- What this task involves -
Search the data for the string "structure" and gather each line it is in.

━━━ Record list ━━━

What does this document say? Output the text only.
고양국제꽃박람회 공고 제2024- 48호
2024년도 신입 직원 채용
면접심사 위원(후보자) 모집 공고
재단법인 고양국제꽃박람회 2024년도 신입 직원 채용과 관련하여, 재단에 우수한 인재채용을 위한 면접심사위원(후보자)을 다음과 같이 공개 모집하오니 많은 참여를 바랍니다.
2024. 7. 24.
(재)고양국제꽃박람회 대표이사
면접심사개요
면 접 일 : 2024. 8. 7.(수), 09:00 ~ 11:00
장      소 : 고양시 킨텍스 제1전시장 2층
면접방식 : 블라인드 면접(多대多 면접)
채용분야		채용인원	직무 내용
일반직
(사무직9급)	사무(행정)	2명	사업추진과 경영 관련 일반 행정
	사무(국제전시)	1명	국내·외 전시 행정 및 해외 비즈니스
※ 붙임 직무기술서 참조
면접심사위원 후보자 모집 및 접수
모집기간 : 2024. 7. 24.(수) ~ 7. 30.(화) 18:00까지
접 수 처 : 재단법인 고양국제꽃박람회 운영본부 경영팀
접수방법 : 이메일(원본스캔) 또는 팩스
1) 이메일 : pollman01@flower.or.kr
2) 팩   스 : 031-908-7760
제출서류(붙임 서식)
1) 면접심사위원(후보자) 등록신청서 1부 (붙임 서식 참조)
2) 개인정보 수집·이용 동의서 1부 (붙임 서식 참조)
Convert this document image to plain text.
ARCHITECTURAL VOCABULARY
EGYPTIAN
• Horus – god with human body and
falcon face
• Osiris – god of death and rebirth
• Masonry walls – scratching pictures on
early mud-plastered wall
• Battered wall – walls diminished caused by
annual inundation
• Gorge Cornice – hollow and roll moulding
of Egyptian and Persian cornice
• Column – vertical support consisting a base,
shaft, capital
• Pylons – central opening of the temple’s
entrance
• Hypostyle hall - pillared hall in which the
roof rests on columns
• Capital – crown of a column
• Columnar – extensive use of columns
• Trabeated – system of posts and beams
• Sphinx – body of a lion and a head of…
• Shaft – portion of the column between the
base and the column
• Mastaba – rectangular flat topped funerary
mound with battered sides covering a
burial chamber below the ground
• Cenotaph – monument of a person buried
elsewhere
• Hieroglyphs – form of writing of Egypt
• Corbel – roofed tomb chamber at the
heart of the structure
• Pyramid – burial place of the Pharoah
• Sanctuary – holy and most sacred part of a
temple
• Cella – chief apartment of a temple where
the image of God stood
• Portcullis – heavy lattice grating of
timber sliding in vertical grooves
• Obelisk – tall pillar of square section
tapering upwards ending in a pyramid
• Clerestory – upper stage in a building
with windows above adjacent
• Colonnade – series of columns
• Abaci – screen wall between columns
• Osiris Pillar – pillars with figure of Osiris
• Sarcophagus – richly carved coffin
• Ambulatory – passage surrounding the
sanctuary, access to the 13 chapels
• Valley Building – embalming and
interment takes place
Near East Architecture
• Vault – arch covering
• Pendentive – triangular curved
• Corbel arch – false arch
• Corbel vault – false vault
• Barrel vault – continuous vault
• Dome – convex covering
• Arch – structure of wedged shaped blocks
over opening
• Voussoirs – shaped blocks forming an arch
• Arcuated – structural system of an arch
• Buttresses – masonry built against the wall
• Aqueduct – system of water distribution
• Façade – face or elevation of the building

━━━

- Task answer -
heart of the structure
• Arch – structure of wedged shaped blocks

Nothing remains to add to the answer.